#### Material for this task:
----------------

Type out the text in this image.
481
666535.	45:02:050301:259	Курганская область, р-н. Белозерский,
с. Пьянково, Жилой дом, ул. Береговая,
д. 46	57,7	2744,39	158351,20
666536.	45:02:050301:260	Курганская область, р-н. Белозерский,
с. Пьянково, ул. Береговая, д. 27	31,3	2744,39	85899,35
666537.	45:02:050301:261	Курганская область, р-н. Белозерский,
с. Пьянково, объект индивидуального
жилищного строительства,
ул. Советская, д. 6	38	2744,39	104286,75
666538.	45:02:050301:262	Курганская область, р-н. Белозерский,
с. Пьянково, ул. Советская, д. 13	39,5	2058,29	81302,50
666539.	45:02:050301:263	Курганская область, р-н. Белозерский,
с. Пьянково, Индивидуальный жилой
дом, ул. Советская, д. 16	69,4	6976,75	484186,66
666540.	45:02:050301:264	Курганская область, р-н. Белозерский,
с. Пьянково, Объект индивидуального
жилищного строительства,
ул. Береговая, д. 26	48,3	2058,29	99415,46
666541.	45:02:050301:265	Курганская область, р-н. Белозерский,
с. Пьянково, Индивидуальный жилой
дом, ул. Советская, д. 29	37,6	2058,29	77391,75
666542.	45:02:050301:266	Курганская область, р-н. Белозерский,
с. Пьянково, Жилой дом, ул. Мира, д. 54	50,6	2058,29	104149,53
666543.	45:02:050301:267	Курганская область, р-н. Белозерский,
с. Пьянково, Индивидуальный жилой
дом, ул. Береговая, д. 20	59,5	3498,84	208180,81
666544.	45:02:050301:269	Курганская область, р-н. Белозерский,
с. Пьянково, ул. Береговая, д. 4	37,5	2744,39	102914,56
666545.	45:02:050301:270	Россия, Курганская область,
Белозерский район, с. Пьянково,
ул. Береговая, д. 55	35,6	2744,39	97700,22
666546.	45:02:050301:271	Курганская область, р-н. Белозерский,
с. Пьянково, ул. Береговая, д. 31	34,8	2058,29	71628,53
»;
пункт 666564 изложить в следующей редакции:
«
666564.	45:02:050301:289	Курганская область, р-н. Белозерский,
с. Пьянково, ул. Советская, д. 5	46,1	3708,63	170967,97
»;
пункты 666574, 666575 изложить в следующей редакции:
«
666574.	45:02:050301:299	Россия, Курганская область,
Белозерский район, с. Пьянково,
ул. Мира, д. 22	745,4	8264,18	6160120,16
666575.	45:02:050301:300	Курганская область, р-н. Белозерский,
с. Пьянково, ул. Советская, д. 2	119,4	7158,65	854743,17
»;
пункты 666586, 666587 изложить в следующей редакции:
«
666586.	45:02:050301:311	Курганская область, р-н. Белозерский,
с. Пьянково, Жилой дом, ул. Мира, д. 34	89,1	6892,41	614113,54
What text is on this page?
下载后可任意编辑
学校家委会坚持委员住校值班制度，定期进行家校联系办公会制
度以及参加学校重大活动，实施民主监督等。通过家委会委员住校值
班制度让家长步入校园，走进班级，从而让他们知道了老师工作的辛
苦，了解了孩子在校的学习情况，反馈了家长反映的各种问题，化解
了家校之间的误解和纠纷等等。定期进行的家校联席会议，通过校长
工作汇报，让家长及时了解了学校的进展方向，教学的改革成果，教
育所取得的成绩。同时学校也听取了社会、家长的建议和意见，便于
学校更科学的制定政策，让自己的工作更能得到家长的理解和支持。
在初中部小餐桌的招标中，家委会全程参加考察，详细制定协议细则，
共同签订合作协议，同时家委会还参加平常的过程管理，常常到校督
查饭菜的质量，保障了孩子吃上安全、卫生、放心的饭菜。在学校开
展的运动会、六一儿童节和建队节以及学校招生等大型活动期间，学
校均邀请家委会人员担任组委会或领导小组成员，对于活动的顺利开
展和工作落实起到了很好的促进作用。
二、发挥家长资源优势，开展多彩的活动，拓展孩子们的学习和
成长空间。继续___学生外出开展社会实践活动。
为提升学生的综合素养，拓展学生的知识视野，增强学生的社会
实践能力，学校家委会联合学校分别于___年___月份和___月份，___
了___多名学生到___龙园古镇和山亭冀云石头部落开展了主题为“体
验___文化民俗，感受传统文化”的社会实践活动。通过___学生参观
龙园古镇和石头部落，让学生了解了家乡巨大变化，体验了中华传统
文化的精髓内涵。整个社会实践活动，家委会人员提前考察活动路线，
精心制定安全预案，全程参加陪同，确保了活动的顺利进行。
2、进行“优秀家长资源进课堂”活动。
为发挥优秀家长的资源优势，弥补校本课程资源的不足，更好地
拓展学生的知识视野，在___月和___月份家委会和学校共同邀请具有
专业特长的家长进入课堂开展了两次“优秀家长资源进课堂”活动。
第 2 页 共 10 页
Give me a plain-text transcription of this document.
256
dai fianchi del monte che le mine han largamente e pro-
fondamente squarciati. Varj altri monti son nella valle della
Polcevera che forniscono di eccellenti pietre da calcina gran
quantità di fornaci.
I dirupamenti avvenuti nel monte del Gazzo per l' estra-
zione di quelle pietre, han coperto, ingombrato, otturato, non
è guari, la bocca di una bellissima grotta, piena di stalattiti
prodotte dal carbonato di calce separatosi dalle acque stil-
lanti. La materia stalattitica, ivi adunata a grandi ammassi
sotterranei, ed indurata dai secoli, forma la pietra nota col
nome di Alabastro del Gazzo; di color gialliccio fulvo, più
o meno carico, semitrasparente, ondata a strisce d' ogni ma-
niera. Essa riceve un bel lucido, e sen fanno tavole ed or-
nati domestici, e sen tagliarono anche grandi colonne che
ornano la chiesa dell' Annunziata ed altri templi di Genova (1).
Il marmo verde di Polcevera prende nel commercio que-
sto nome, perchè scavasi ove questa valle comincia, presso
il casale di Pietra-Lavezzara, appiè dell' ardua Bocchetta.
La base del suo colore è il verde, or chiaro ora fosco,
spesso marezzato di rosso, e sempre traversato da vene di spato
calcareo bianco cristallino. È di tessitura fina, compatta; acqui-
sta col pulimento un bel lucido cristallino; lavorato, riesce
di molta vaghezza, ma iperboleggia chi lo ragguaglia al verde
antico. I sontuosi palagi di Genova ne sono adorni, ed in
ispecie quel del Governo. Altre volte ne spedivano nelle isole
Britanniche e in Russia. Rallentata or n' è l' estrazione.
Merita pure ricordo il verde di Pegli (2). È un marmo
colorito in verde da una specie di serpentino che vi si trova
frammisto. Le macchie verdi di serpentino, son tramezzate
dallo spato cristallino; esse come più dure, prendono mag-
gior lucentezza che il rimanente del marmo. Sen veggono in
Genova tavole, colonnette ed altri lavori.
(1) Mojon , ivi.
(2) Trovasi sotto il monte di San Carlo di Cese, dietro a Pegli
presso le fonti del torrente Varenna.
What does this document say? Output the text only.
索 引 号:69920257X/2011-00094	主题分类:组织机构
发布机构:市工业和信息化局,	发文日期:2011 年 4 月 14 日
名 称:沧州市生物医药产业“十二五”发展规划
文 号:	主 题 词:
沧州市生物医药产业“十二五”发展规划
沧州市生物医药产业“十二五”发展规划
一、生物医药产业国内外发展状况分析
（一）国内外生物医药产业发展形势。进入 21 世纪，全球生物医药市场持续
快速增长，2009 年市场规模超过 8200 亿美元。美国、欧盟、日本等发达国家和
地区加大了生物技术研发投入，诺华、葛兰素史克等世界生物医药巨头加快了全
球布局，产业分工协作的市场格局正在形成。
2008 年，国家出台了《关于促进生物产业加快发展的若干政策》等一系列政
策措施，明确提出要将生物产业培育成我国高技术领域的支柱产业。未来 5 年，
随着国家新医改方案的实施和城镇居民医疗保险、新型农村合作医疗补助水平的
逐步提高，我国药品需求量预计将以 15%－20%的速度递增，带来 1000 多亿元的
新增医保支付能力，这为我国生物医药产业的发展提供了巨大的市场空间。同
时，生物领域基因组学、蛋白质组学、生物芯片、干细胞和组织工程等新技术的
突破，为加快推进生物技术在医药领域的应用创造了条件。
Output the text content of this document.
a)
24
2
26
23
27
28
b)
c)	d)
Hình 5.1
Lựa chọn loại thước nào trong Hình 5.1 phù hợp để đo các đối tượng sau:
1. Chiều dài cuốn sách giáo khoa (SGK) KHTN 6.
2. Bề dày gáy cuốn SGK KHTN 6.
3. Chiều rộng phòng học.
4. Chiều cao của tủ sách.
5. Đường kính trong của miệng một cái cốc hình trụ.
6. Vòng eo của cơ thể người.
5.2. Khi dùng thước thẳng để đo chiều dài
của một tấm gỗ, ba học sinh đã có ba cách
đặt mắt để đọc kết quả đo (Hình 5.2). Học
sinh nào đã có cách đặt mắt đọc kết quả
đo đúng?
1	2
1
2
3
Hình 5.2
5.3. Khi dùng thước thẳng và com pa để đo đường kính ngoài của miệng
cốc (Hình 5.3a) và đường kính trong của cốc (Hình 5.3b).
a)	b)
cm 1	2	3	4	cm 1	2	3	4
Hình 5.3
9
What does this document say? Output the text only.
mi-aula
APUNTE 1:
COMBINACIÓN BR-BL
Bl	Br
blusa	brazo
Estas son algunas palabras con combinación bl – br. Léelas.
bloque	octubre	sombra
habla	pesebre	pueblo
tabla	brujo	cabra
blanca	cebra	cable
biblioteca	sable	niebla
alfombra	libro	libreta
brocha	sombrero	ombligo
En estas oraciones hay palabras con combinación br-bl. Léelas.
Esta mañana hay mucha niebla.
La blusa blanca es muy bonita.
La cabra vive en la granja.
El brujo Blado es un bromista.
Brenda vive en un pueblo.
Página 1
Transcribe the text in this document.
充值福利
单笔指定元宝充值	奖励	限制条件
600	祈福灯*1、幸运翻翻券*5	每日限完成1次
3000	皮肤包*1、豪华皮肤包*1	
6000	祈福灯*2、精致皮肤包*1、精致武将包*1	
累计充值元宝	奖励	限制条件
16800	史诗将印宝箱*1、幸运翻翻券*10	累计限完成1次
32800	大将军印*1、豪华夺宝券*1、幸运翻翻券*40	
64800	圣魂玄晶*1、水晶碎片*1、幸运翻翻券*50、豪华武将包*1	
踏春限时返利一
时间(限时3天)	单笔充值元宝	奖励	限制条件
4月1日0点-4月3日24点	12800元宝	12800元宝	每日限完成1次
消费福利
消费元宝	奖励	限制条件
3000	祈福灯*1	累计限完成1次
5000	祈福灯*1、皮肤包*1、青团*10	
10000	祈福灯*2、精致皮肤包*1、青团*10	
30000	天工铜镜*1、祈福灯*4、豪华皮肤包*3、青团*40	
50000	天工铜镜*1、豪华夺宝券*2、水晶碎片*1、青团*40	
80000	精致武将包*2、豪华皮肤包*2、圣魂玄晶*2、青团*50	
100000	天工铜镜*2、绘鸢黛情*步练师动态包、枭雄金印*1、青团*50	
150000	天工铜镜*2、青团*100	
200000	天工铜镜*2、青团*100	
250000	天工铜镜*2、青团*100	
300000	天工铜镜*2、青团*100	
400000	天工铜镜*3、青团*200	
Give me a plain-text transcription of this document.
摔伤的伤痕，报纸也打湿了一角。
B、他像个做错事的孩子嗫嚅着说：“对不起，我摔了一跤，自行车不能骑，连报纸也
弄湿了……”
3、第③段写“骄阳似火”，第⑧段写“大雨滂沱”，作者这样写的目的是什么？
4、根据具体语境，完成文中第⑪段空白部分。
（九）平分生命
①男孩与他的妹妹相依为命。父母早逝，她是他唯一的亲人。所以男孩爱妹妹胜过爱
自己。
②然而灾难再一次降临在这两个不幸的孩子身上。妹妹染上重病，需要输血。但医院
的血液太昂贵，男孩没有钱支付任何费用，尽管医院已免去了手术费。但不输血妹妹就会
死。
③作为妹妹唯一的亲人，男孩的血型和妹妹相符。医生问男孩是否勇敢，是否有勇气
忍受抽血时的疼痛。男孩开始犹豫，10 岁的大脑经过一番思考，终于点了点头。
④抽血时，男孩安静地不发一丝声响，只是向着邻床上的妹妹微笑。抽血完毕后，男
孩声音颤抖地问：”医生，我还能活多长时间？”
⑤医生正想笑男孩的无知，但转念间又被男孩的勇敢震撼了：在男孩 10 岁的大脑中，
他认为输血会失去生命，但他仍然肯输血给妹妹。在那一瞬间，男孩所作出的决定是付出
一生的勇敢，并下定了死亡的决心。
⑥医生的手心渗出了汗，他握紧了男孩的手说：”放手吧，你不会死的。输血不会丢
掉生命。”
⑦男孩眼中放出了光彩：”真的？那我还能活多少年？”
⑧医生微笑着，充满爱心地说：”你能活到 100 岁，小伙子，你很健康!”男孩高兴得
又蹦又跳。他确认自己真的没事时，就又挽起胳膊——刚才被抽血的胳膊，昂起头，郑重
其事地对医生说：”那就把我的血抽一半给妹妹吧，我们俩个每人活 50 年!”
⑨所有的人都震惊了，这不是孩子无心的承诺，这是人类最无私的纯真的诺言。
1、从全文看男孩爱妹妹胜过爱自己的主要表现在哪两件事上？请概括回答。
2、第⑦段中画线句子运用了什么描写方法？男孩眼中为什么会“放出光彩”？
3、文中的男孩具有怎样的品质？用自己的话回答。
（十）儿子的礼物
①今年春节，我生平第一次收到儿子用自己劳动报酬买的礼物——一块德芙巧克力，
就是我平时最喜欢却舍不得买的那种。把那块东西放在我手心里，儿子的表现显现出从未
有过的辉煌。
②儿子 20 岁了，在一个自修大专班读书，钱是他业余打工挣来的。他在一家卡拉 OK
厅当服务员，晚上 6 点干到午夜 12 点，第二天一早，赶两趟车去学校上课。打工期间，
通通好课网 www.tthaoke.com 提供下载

----------------

#### Task brief:
Find the count of lines in the data above where the string "thước" occurs. Provide that number alone.

#### Solution:
3